----- Dataset content -----
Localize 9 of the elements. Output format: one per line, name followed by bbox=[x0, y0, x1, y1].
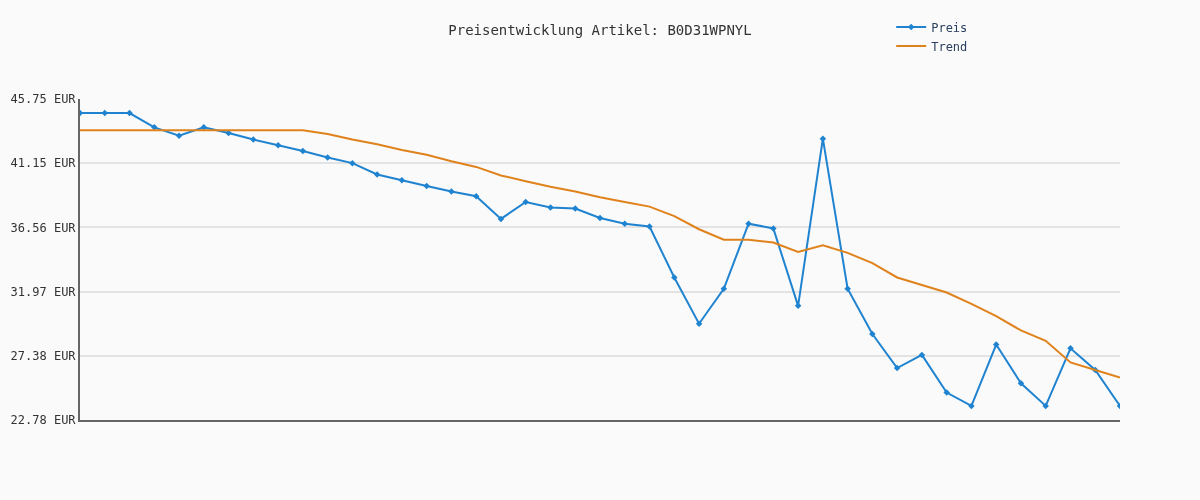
y-tick-label: 22.78 EUR bbox=[10, 413, 77, 428]
y-tick-label: 41.15 EUR bbox=[10, 156, 77, 171]
chart-title: Preisentwicklung Artikel: B0D31WPNYL bbox=[448, 21, 752, 38]
y-tick-label: 36.56 EUR bbox=[10, 220, 77, 235]
y-tick-label: 45.75 EUR bbox=[10, 92, 77, 107]
y-tick-label: 27.38 EUR bbox=[10, 348, 77, 363]
y-tick-label: 31.97 EUR bbox=[10, 284, 77, 299]
legend-label: Preis bbox=[931, 20, 968, 35]
legend-label: Trend bbox=[931, 39, 968, 54]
-----
Request — Copy the data above line for line without changing a character, and leave the picture out of your answer.

Answer to this task —
Localize 9 of the elements. Output format: one per line, name followed by bbox=[x0, y0, x1, y1].
y-tick-label: 22.78 EUR bbox=[10, 413, 77, 428]
y-tick-label: 41.15 EUR bbox=[10, 156, 77, 171]
chart-title: Preisentwicklung Artikel: B0D31WPNYL bbox=[448, 21, 752, 38]
y-tick-label: 36.56 EUR bbox=[10, 220, 77, 235]
y-tick-label: 45.75 EUR bbox=[10, 92, 77, 107]
y-tick-label: 27.38 EUR bbox=[10, 348, 77, 363]
y-tick-label: 31.97 EUR bbox=[10, 284, 77, 299]
legend-label: Preis bbox=[931, 20, 968, 35]
legend-label: Trend bbox=[931, 39, 968, 54]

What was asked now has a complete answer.